## START RECORD LIST

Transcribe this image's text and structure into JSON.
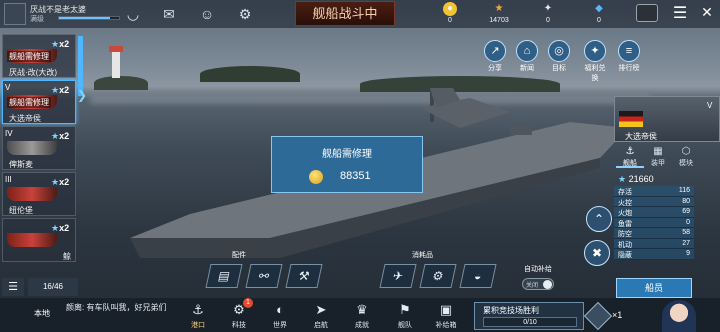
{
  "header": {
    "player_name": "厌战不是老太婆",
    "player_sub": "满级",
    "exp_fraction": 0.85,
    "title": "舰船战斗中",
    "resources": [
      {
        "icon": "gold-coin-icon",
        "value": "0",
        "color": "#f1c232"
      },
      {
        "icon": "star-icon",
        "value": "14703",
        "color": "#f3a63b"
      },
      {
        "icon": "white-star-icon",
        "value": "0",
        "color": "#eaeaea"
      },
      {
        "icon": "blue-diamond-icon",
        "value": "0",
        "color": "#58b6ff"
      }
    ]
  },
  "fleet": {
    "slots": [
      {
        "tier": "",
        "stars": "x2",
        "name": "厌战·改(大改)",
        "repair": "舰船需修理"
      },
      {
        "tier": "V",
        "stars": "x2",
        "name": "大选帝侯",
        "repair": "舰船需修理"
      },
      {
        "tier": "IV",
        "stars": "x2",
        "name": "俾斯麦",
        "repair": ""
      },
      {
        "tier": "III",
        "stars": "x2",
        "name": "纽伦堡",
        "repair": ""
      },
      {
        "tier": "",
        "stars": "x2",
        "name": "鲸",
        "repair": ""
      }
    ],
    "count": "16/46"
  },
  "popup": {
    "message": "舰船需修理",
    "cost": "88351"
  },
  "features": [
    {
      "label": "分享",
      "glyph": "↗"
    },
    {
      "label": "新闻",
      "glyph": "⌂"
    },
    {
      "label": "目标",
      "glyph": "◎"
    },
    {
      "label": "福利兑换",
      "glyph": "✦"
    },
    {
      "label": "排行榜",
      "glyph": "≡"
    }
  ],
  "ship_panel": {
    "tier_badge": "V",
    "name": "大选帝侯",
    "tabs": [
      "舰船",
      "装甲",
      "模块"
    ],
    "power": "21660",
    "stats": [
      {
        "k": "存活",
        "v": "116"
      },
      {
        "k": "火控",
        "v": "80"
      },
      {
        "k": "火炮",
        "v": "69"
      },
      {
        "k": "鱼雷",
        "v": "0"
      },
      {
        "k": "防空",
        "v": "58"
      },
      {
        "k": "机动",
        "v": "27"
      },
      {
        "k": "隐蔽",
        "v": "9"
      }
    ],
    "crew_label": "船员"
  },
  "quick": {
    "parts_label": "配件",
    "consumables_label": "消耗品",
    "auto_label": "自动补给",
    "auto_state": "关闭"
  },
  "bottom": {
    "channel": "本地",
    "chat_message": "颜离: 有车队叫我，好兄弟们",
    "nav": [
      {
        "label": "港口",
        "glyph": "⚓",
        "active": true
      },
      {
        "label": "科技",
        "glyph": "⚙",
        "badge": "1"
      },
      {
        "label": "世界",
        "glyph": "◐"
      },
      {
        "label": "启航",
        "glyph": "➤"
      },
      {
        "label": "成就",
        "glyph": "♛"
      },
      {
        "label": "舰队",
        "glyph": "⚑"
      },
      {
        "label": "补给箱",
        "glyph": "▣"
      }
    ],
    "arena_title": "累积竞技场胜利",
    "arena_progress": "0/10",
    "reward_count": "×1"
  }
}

## END RECORD LIST

**OBJECTIVE:**
Of all the lines in the listing above, how many include "icon"? Write only the number.

**SOLVED PROBLEM:**
4